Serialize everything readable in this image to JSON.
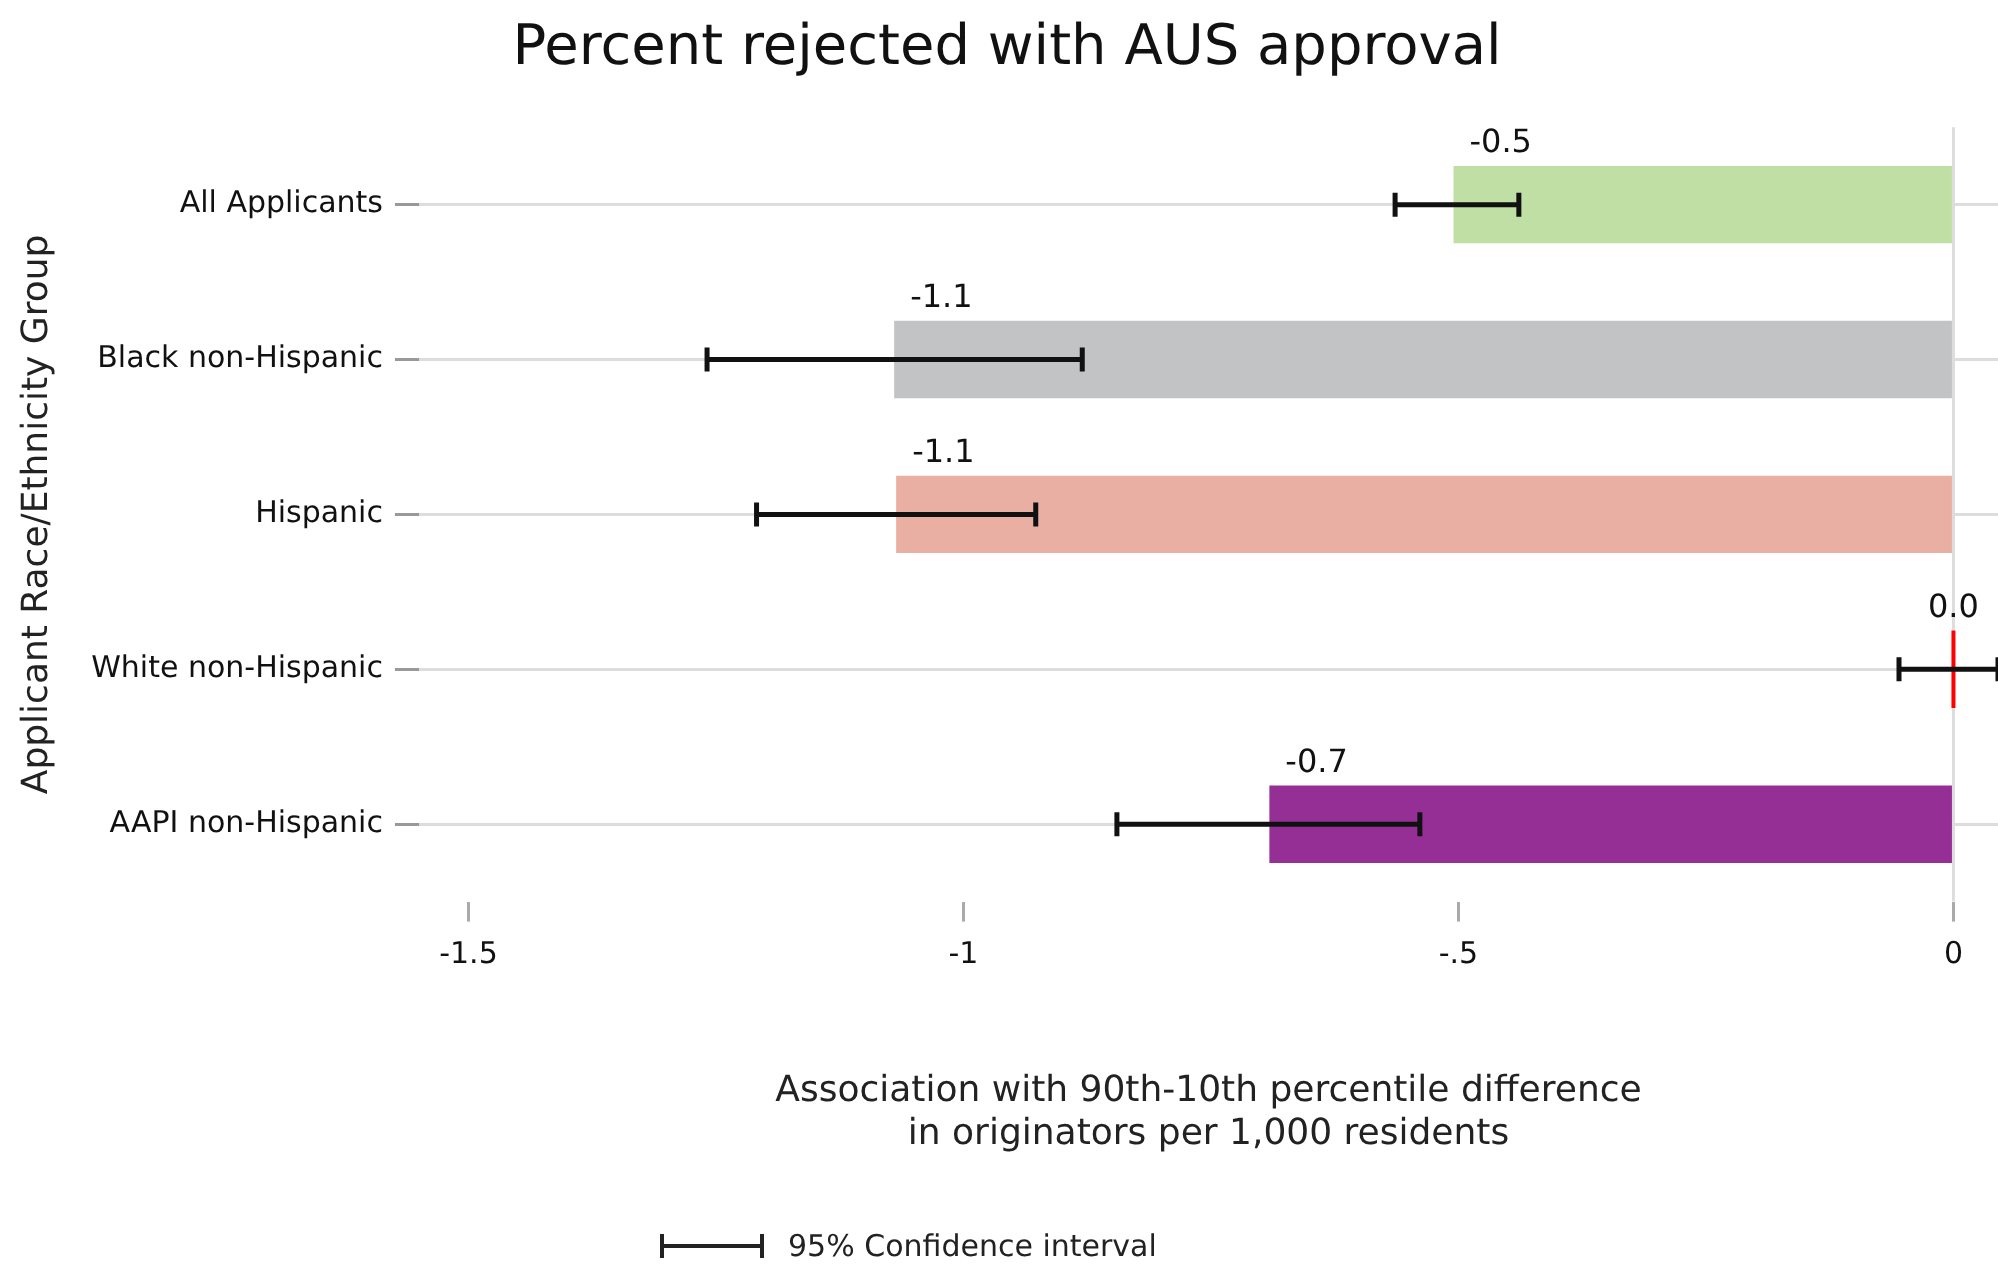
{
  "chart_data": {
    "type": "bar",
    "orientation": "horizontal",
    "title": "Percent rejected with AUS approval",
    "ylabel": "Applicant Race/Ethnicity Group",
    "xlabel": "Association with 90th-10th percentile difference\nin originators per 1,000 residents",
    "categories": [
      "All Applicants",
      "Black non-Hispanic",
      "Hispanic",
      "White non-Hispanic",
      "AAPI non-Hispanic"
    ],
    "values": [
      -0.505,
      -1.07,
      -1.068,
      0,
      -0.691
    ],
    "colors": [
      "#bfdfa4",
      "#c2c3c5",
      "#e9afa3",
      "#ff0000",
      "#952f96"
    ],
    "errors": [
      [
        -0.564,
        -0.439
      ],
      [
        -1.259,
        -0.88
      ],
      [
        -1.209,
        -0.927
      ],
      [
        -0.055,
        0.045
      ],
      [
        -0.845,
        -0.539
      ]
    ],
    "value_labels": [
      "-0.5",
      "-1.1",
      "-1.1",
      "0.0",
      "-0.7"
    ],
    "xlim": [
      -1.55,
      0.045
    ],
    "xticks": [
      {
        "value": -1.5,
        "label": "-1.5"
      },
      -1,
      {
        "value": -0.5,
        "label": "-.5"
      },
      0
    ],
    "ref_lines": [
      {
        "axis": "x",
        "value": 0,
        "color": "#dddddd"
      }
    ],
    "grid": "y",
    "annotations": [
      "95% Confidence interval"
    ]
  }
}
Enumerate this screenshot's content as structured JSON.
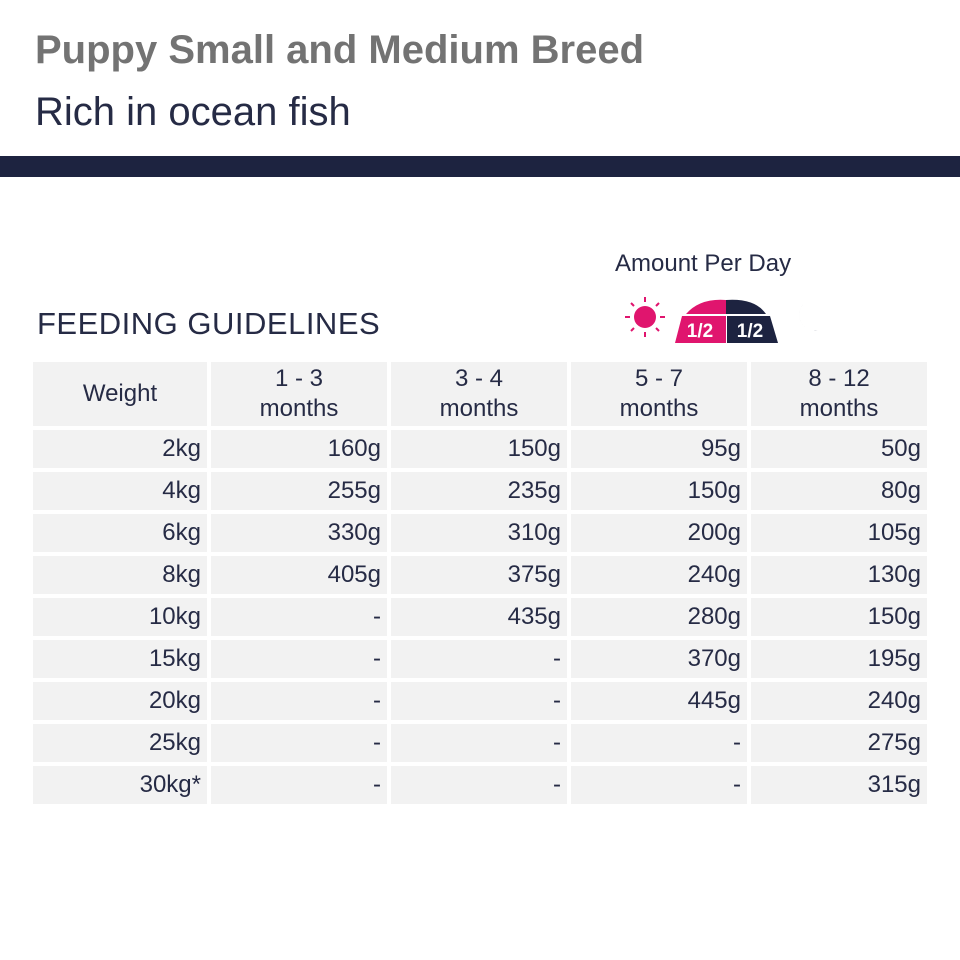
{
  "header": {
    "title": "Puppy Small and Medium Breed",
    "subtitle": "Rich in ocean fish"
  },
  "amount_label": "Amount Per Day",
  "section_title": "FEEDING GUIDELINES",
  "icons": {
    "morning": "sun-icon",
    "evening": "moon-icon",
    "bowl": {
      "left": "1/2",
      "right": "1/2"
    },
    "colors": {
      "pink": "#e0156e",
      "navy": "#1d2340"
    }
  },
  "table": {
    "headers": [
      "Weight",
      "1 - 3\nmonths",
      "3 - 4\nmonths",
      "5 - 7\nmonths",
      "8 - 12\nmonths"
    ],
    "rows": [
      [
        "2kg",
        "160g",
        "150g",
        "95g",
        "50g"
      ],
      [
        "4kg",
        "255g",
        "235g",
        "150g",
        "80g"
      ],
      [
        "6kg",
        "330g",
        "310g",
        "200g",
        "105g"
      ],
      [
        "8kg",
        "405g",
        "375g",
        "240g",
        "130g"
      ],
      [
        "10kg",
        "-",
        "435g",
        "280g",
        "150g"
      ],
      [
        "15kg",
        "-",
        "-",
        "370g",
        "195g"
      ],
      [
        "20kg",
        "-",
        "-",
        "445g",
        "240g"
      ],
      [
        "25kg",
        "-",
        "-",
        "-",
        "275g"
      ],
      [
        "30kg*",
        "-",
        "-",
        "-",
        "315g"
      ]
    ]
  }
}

**Task description**
Leave out the pictures and print every line of the data exactly.

**Answer**
Serialize everything readable in this image to JSON.
{
  "chart_data": {
    "type": "bar",
    "orientation": "horizontal",
    "title": "Percent rejected with AUS approval",
    "ylabel": "Applicant Race/Ethnicity Group",
    "xlabel": "Association with 90th-10th percentile difference\nin originators per 1,000 residents",
    "categories": [
      "All Applicants",
      "Black non-Hispanic",
      "Hispanic",
      "White non-Hispanic",
      "AAPI non-Hispanic"
    ],
    "values": [
      -0.505,
      -1.07,
      -1.068,
      0,
      -0.691
    ],
    "colors": [
      "#bfdfa4",
      "#c2c3c5",
      "#e9afa3",
      "#ff0000",
      "#952f96"
    ],
    "errors": [
      [
        -0.564,
        -0.439
      ],
      [
        -1.259,
        -0.88
      ],
      [
        -1.209,
        -0.927
      ],
      [
        -0.055,
        0.045
      ],
      [
        -0.845,
        -0.539
      ]
    ],
    "value_labels": [
      "-0.5",
      "-1.1",
      "-1.1",
      "0.0",
      "-0.7"
    ],
    "xlim": [
      -1.55,
      0.045
    ],
    "xticks": [
      {
        "value": -1.5,
        "label": "-1.5"
      },
      -1,
      {
        "value": -0.5,
        "label": "-.5"
      },
      0
    ],
    "ref_lines": [
      {
        "axis": "x",
        "value": 0,
        "color": "#dddddd"
      }
    ],
    "grid": "y",
    "annotations": [
      "95% Confidence interval"
    ]
  }
}
Enumerate this screenshot's content as structured JSON.
{
  "header": {
    "title": "Puppy Small and Medium Breed",
    "subtitle": "Rich in ocean fish"
  },
  "amount_label": "Amount Per Day",
  "section_title": "FEEDING GUIDELINES",
  "icons": {
    "morning": "sun-icon",
    "evening": "moon-icon",
    "bowl": {
      "left": "1/2",
      "right": "1/2"
    },
    "colors": {
      "pink": "#e0156e",
      "navy": "#1d2340"
    }
  },
  "table": {
    "headers": [
      "Weight",
      "1 - 3\nmonths",
      "3 - 4\nmonths",
      "5 - 7\nmonths",
      "8 - 12\nmonths"
    ],
    "rows": [
      [
        "2kg",
        "160g",
        "150g",
        "95g",
        "50g"
      ],
      [
        "4kg",
        "255g",
        "235g",
        "150g",
        "80g"
      ],
      [
        "6kg",
        "330g",
        "310g",
        "200g",
        "105g"
      ],
      [
        "8kg",
        "405g",
        "375g",
        "240g",
        "130g"
      ],
      [
        "10kg",
        "-",
        "435g",
        "280g",
        "150g"
      ],
      [
        "15kg",
        "-",
        "-",
        "370g",
        "195g"
      ],
      [
        "20kg",
        "-",
        "-",
        "445g",
        "240g"
      ],
      [
        "25kg",
        "-",
        "-",
        "-",
        "275g"
      ],
      [
        "30kg*",
        "-",
        "-",
        "-",
        "315g"
      ]
    ]
  }
}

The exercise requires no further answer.